*Materials provided*:
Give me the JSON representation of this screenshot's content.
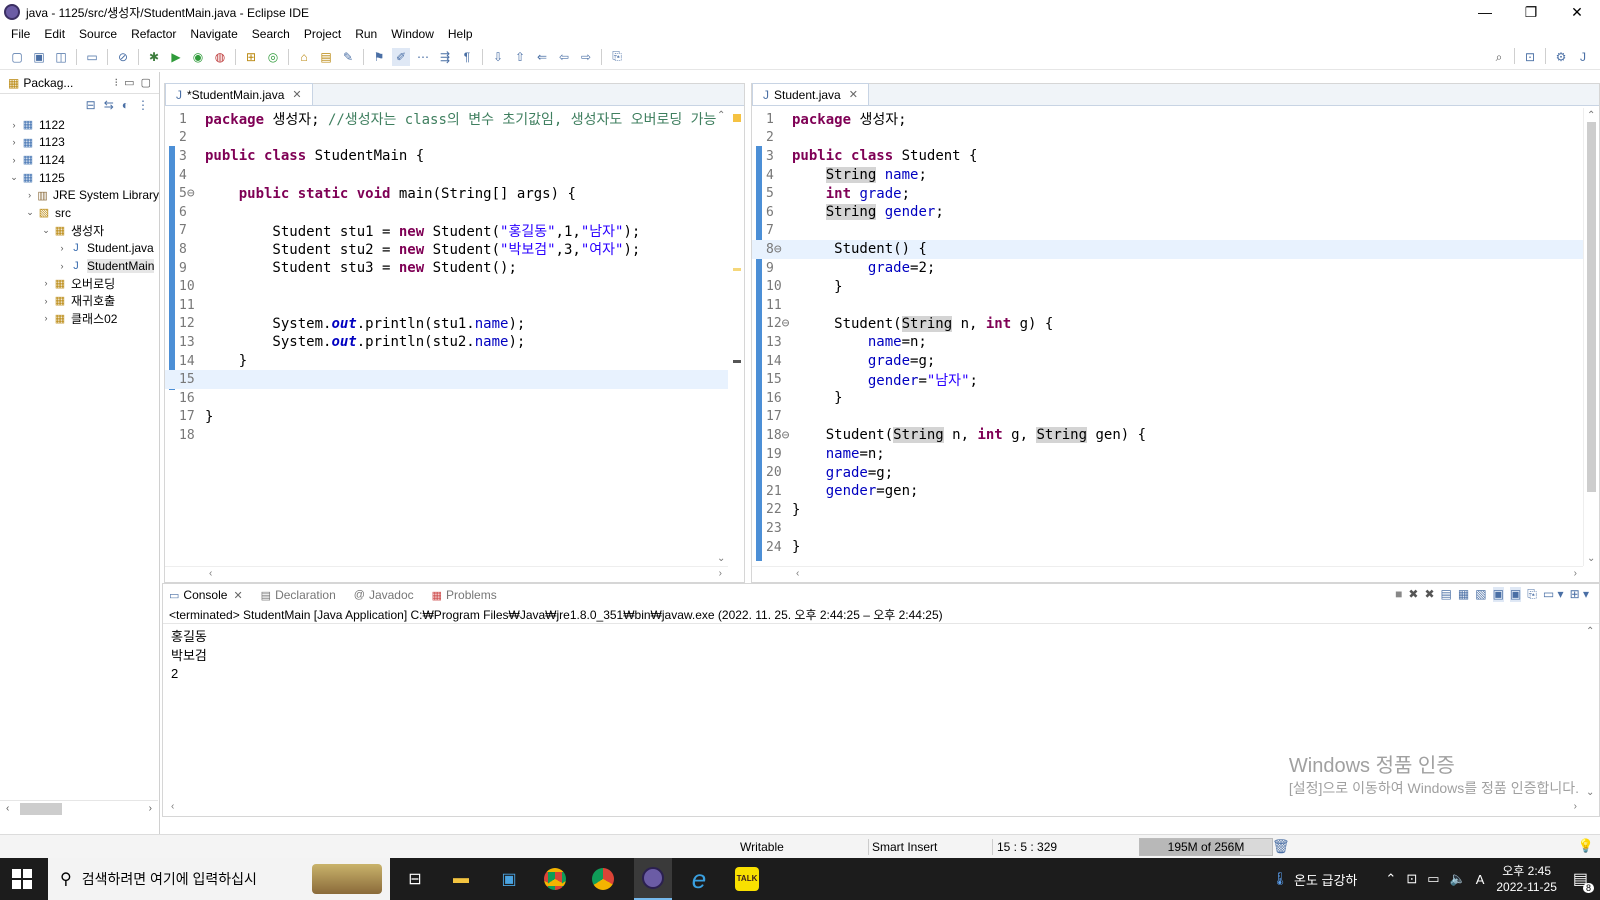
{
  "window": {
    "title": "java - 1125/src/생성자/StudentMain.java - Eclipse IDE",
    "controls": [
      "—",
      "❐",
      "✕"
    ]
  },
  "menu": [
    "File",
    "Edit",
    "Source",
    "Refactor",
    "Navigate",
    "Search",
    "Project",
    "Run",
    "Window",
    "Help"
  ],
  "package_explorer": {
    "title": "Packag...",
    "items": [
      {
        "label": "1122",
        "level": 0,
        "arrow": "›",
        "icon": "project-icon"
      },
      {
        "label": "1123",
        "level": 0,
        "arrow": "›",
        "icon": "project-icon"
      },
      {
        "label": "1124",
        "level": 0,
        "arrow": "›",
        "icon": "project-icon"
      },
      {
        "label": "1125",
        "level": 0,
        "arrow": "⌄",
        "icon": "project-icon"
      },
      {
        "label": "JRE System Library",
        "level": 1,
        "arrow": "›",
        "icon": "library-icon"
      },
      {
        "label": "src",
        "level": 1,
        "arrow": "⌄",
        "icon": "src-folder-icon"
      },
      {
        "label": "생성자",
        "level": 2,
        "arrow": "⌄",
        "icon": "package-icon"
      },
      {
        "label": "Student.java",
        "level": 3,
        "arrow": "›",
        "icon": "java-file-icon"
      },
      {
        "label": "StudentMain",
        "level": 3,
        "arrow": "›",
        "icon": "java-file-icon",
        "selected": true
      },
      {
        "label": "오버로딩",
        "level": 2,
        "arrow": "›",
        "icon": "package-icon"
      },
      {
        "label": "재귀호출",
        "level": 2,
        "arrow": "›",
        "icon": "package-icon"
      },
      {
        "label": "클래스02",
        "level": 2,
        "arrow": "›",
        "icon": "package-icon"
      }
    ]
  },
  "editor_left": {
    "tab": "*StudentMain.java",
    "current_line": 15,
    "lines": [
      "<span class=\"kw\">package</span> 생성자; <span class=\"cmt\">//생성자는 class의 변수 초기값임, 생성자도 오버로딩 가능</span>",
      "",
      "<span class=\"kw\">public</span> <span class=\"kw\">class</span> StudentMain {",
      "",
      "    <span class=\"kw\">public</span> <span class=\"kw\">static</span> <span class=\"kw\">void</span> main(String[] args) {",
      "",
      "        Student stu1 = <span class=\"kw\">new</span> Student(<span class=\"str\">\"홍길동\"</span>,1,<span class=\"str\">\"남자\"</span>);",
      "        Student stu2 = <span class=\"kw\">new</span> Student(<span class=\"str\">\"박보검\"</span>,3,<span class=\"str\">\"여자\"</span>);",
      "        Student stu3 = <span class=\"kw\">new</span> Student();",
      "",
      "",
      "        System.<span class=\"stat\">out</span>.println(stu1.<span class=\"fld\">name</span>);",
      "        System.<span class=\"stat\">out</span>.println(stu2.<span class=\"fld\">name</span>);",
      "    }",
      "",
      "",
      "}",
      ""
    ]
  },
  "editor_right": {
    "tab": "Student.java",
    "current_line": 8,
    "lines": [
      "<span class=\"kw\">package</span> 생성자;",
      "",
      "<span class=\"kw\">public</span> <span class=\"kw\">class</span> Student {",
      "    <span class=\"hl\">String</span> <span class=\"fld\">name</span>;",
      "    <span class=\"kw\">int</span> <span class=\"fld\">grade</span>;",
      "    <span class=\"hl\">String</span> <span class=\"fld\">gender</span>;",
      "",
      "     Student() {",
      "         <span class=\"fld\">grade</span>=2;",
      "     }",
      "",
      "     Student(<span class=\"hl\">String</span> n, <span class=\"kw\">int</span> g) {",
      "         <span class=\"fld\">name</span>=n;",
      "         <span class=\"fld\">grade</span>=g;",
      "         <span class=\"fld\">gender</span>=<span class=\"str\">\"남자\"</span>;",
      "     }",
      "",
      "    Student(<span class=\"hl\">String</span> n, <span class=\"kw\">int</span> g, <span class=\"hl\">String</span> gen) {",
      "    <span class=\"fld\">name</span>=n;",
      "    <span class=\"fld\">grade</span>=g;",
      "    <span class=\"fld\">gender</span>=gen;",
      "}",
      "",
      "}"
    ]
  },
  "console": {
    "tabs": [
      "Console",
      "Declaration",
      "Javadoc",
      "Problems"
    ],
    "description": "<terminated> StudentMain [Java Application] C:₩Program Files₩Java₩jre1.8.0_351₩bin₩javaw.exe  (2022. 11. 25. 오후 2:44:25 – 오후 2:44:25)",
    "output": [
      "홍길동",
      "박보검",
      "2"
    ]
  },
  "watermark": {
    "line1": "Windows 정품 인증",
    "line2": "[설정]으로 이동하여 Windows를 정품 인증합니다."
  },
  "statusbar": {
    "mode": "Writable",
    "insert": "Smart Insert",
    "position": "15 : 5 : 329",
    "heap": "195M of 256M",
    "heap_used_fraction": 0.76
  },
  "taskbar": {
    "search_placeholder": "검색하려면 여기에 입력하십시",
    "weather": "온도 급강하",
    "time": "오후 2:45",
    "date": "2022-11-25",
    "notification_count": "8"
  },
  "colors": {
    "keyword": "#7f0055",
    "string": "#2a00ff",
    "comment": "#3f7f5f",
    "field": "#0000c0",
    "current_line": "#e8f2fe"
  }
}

==

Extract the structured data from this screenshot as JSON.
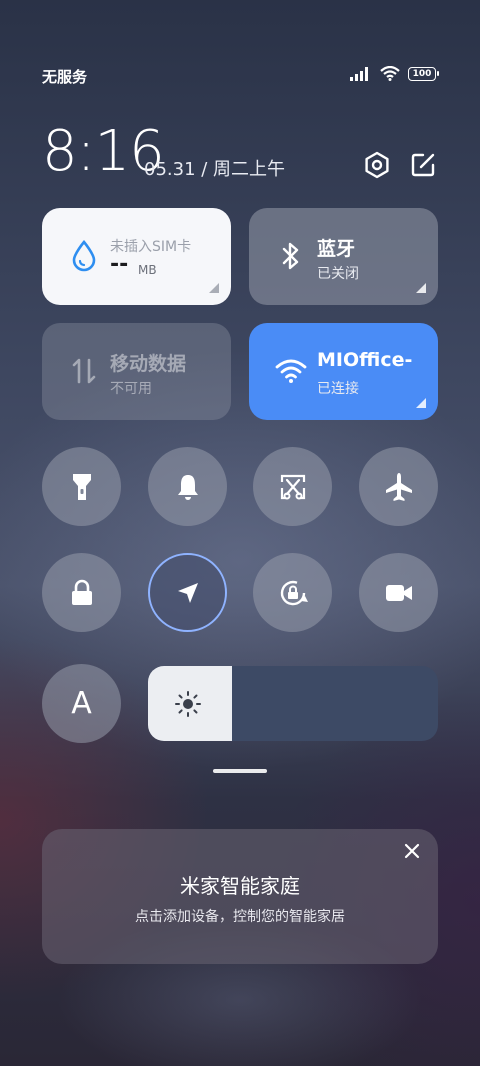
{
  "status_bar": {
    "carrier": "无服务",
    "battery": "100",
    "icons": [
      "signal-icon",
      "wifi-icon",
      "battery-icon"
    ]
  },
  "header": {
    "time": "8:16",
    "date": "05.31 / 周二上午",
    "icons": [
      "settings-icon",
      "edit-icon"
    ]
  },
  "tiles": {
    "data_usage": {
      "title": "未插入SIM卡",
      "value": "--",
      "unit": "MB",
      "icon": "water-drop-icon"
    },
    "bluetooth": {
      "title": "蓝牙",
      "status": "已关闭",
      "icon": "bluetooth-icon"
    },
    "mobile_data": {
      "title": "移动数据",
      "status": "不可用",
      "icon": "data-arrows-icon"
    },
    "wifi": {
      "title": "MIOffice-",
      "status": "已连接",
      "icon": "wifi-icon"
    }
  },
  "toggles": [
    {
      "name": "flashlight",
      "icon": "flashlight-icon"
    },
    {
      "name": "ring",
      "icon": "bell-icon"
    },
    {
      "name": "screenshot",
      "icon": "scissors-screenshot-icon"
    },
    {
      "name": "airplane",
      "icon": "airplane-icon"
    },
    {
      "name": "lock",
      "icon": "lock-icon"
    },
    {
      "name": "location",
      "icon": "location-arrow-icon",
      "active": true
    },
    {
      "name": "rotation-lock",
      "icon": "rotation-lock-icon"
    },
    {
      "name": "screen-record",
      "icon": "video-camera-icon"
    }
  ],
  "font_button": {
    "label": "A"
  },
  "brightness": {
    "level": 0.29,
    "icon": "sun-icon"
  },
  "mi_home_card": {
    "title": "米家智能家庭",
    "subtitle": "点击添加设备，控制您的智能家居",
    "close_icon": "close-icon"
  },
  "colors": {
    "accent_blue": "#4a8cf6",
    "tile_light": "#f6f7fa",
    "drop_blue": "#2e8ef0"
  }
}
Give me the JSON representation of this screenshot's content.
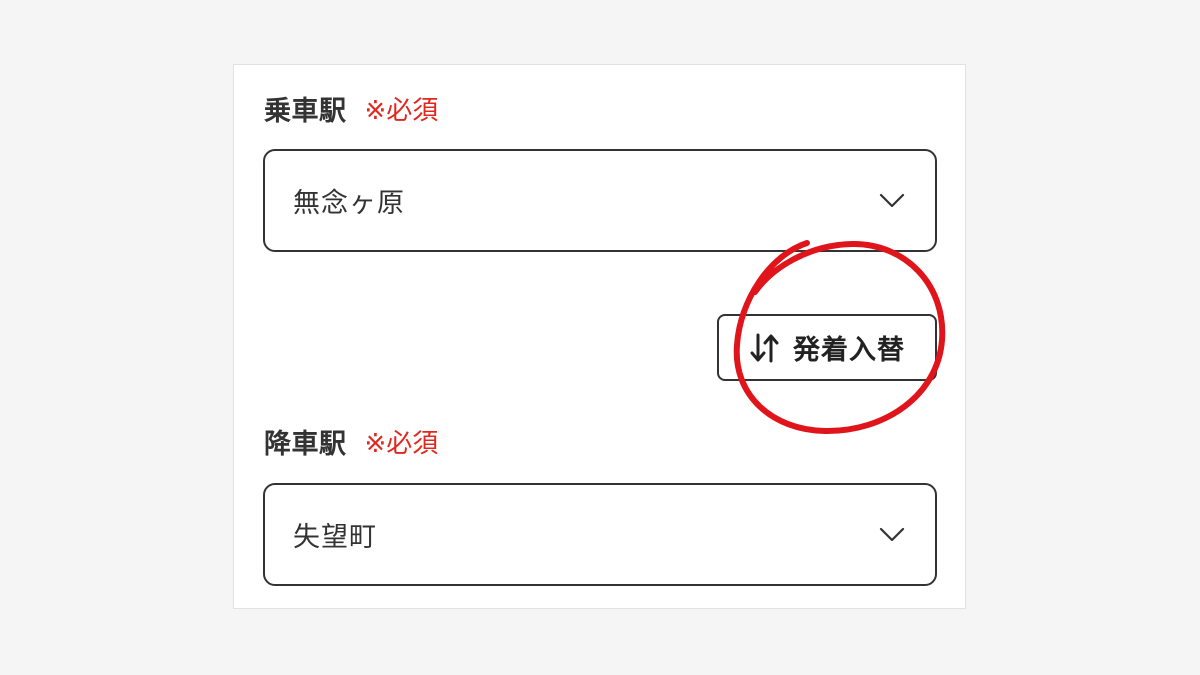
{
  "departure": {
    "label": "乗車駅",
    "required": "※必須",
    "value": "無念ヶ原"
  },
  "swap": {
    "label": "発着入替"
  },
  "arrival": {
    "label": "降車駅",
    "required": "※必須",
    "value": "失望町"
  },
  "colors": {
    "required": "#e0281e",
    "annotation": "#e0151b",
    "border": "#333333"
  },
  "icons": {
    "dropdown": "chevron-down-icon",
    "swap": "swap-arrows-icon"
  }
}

*Task details*:
Which lines contain "rotation"? Copy each of them out.

*Written answer*:
      "name": "rotation-lock",
      "icon": "rotation-lock-icon"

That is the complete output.